** EXERCISE DIRECTIONS **
Count every line in the data below where "отчета" occurs, then state that number and nothing more.

═══ SUPPLIED ENTRIES ═══

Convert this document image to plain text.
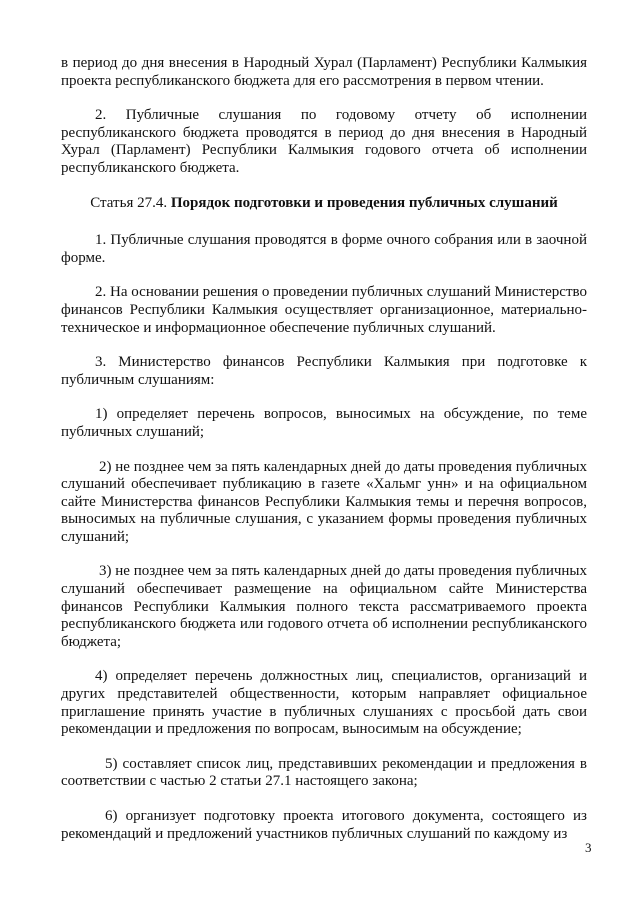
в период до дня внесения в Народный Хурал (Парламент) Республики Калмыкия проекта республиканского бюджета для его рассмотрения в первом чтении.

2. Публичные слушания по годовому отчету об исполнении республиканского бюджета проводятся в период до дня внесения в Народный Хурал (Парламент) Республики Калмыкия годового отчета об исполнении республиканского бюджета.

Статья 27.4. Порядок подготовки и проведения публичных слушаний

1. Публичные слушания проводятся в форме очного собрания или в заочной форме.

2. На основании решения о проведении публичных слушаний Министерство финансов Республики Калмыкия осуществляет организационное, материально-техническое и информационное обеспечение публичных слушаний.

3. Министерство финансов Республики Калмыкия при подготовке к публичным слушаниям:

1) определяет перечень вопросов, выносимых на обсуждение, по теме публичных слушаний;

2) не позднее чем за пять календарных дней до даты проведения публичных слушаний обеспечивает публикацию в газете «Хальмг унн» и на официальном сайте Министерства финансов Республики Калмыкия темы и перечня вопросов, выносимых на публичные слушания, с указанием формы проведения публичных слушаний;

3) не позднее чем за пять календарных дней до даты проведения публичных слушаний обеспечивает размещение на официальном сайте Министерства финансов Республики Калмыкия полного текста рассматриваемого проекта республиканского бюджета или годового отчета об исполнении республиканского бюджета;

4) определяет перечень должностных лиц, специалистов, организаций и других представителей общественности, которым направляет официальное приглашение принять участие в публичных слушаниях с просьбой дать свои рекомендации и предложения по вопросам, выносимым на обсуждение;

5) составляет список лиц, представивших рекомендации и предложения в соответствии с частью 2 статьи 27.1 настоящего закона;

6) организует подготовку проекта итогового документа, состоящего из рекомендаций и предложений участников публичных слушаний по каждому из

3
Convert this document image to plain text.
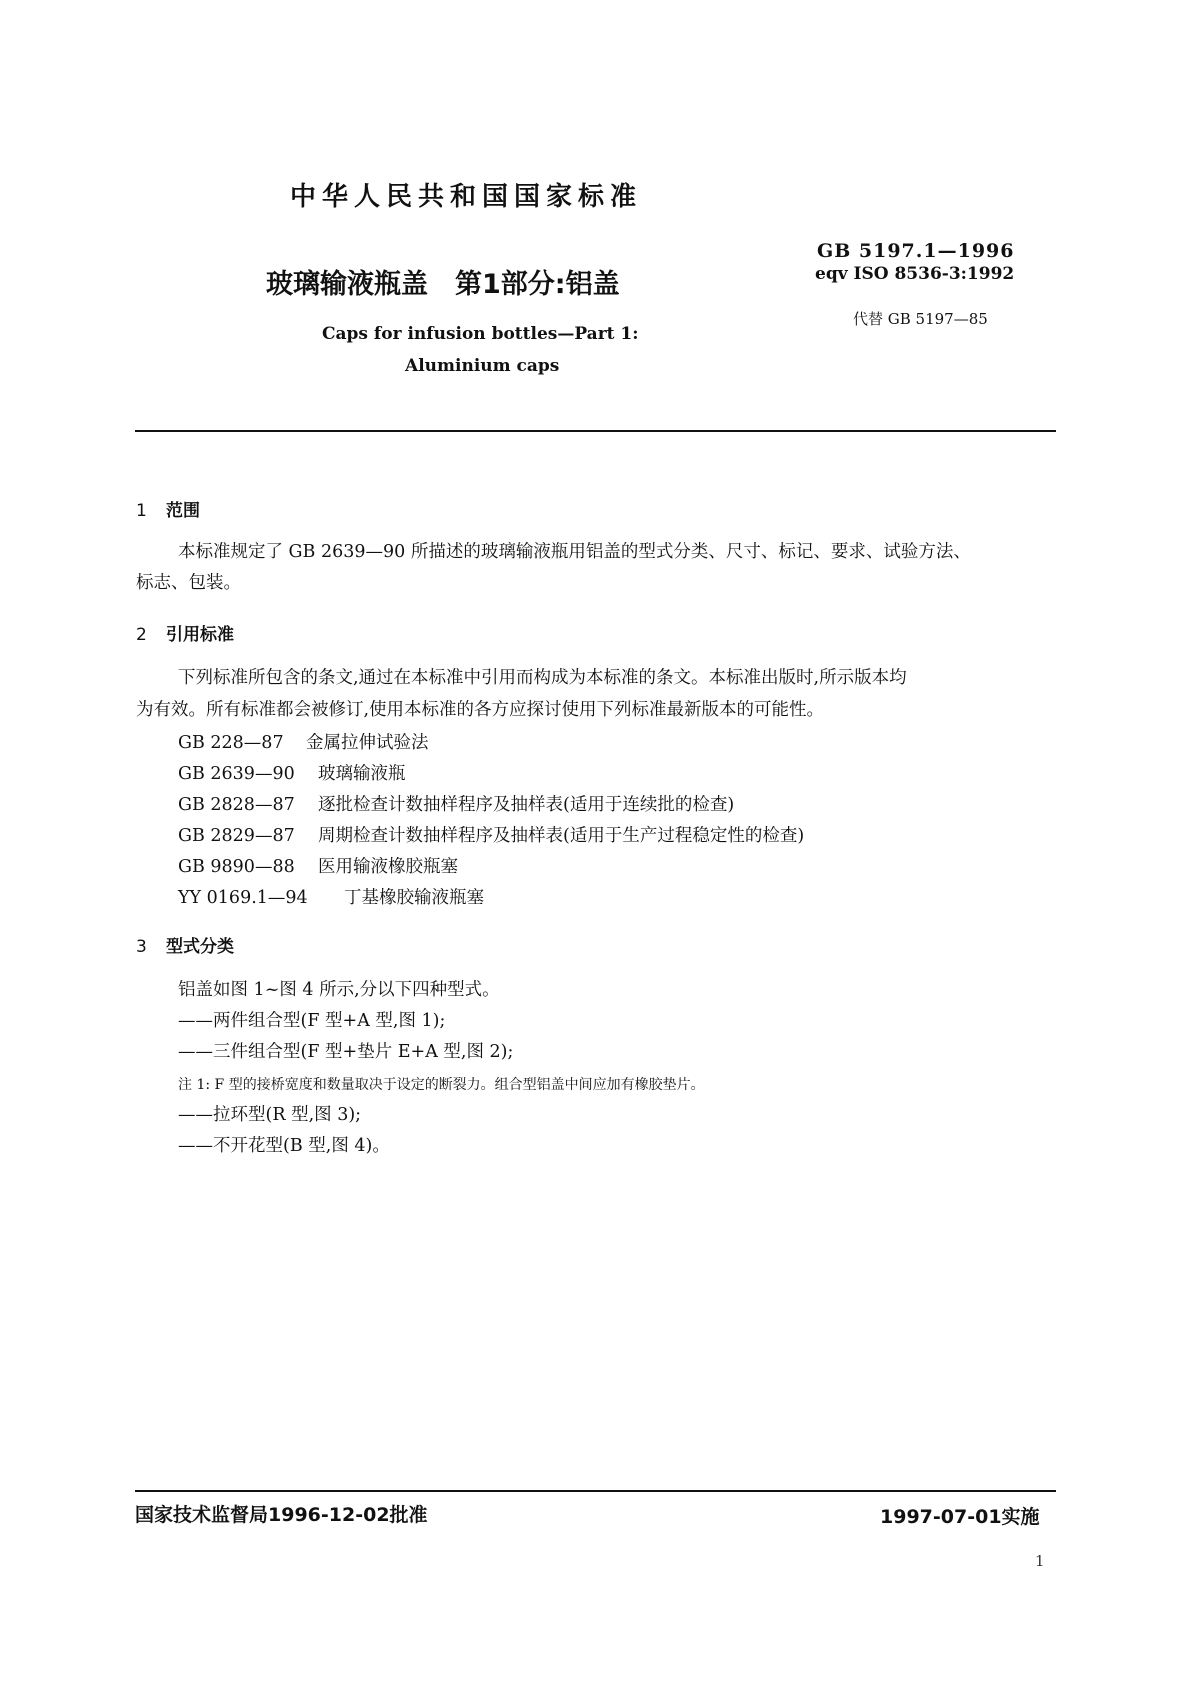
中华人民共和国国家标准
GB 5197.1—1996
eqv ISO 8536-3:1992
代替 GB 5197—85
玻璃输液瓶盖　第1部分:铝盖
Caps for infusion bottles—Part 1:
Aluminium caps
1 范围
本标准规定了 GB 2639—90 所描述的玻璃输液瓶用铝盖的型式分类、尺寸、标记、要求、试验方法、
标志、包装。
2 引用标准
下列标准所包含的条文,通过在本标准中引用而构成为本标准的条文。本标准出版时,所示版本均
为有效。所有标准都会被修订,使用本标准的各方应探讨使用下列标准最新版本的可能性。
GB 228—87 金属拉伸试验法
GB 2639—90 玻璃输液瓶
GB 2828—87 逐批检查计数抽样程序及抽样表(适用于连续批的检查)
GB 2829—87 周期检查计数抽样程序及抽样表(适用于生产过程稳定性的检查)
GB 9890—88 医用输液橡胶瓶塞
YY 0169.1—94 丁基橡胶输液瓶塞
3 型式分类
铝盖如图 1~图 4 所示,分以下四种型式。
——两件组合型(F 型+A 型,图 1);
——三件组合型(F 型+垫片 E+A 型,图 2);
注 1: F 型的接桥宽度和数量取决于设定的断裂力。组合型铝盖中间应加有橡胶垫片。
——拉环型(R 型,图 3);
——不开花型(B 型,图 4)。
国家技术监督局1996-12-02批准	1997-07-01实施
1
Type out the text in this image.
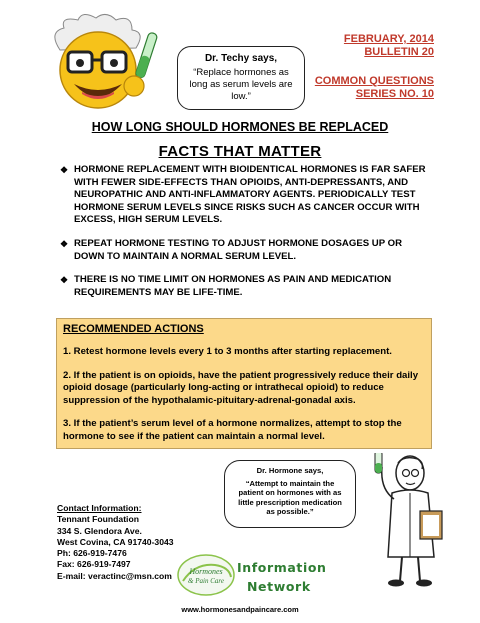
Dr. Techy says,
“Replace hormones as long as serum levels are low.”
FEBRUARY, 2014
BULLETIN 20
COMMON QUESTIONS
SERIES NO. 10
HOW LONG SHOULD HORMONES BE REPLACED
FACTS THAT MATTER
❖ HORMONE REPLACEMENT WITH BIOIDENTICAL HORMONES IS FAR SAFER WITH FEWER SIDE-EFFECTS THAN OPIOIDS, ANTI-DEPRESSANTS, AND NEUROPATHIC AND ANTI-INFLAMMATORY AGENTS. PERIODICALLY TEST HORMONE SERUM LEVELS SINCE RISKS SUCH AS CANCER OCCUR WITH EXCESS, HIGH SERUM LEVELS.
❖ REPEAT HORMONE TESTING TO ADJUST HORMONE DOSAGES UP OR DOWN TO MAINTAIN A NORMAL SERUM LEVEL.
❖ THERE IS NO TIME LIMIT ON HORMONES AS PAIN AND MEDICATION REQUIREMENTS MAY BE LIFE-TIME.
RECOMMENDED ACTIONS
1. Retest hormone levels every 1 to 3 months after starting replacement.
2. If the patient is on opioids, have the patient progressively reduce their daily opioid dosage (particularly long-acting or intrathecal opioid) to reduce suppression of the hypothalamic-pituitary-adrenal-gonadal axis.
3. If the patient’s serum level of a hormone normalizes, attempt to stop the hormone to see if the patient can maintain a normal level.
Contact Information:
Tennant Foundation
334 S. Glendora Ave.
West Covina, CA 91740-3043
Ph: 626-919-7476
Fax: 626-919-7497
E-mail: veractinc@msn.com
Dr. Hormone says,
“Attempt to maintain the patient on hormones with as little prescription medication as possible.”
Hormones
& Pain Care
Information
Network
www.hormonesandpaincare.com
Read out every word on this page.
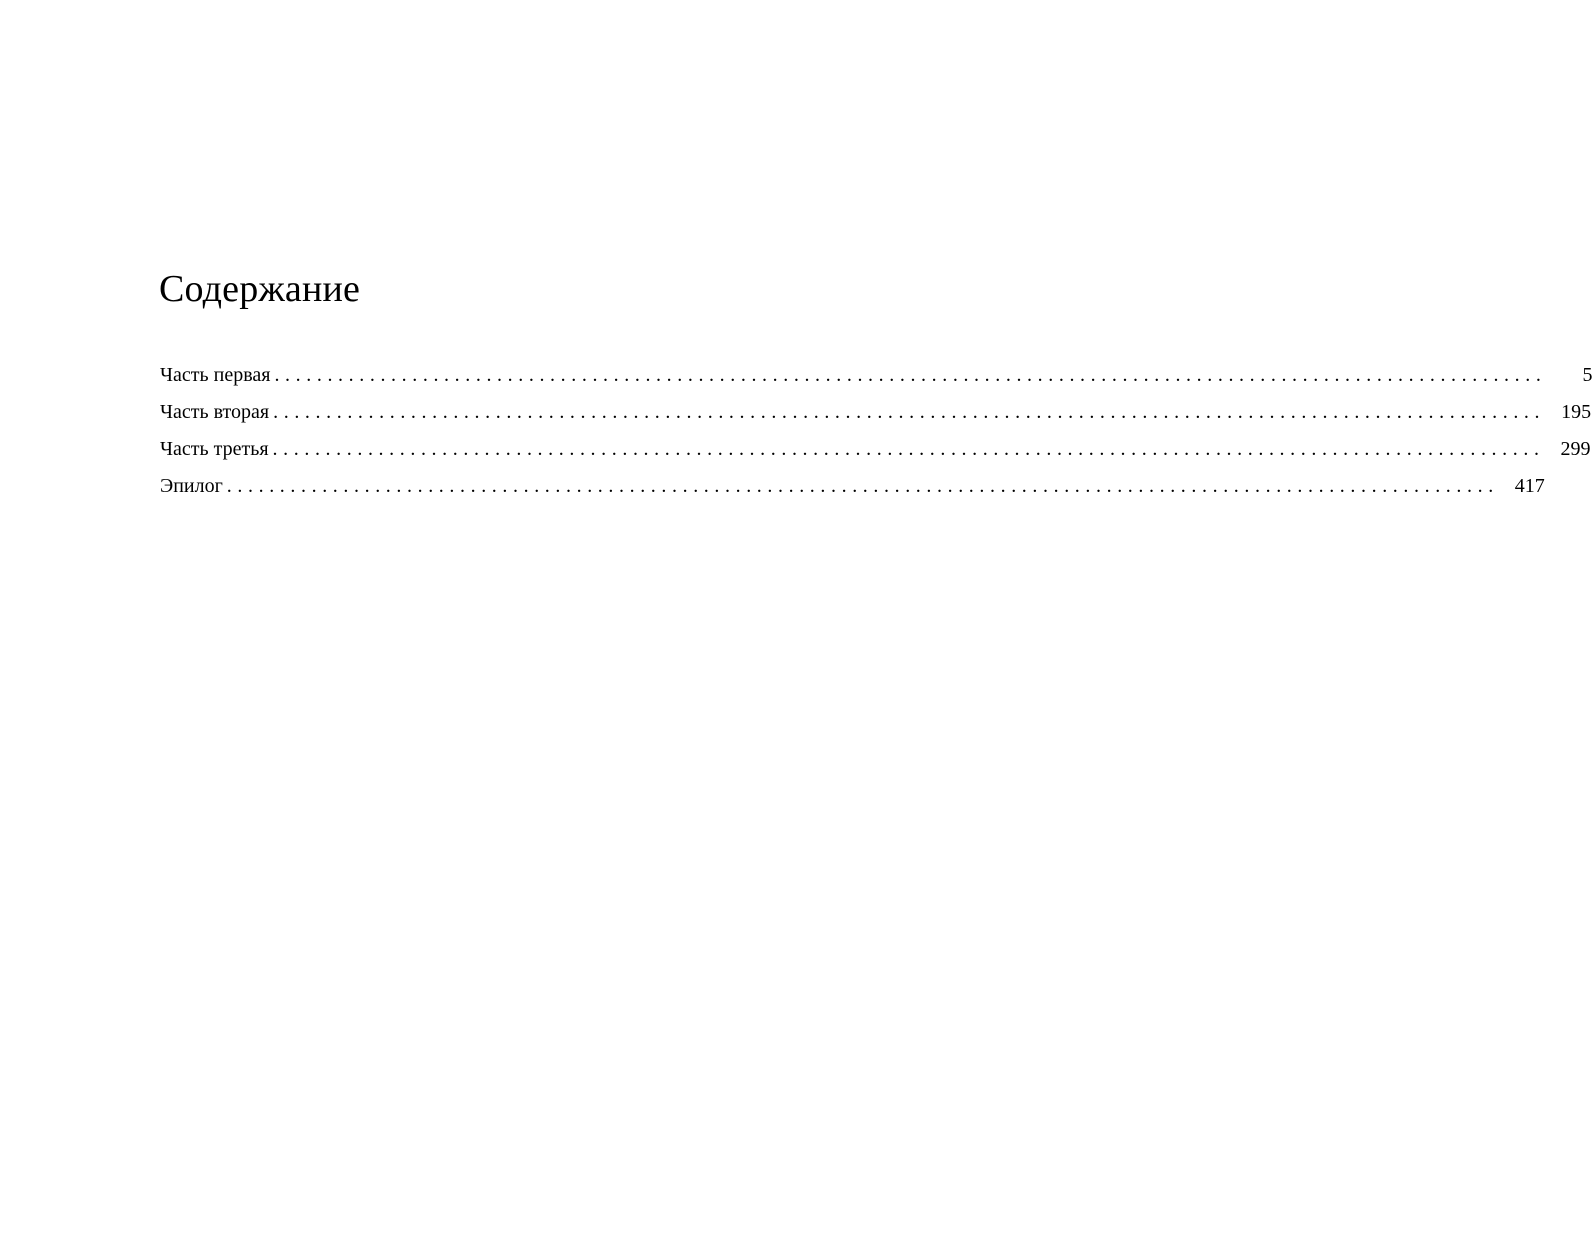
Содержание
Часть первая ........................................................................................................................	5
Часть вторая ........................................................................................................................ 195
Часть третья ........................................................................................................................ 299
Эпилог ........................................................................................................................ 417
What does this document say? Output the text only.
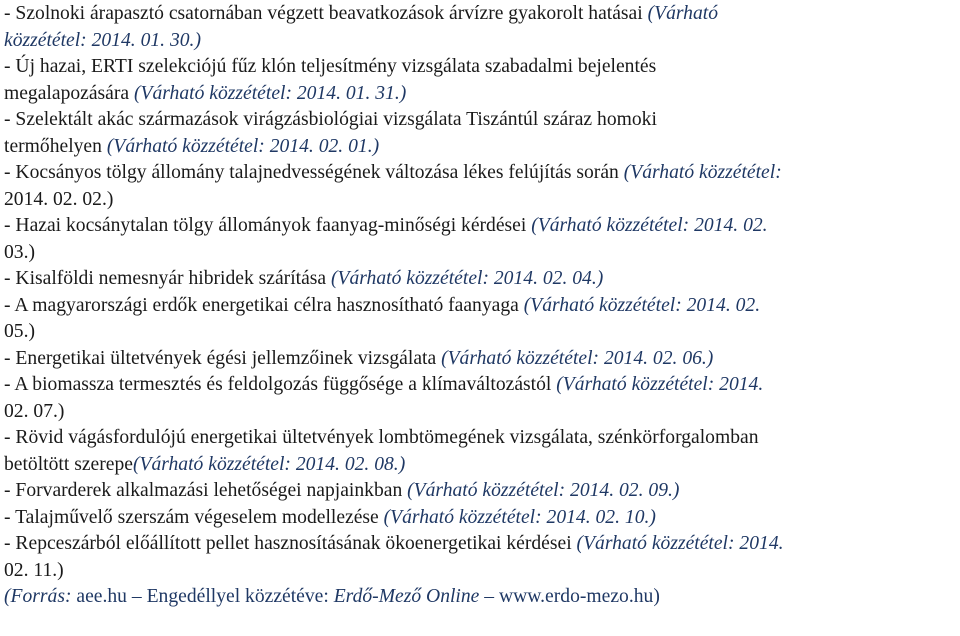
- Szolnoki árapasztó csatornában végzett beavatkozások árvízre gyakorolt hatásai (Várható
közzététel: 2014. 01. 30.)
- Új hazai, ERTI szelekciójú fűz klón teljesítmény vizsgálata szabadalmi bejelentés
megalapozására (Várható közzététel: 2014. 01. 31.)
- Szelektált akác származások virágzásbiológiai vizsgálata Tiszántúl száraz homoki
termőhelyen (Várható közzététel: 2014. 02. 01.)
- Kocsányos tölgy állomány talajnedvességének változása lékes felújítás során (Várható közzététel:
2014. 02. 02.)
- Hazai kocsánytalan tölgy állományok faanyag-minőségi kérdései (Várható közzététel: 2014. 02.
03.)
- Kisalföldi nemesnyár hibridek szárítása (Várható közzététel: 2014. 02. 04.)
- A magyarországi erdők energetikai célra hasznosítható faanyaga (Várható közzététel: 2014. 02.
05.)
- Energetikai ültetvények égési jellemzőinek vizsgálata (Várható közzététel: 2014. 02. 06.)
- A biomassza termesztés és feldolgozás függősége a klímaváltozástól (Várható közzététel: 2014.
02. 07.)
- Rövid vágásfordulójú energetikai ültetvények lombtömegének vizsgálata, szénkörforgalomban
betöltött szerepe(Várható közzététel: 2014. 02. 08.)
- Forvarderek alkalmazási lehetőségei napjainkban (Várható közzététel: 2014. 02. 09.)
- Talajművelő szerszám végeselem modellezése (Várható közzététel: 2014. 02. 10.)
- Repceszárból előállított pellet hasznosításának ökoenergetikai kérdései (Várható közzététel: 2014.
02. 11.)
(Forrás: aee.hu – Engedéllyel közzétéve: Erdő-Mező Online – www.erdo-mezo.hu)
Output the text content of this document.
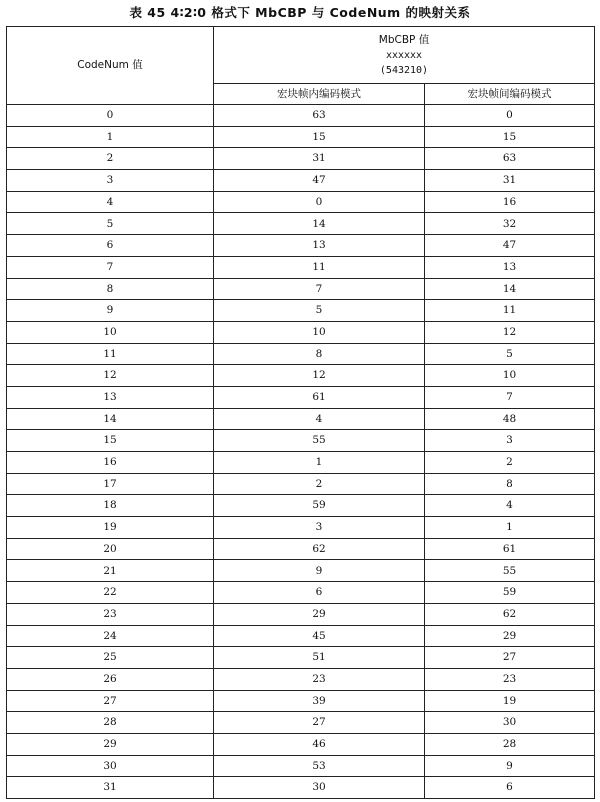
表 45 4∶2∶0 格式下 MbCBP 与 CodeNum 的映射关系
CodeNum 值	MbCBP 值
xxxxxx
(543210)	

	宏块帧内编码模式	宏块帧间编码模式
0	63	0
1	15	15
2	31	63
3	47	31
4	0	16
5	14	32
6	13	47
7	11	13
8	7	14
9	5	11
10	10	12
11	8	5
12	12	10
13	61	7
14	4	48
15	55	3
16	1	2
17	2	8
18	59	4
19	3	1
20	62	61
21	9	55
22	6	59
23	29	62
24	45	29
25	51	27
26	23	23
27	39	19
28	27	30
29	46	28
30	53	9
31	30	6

═══

** RESPONSE FOR THIS EXERCISE **
2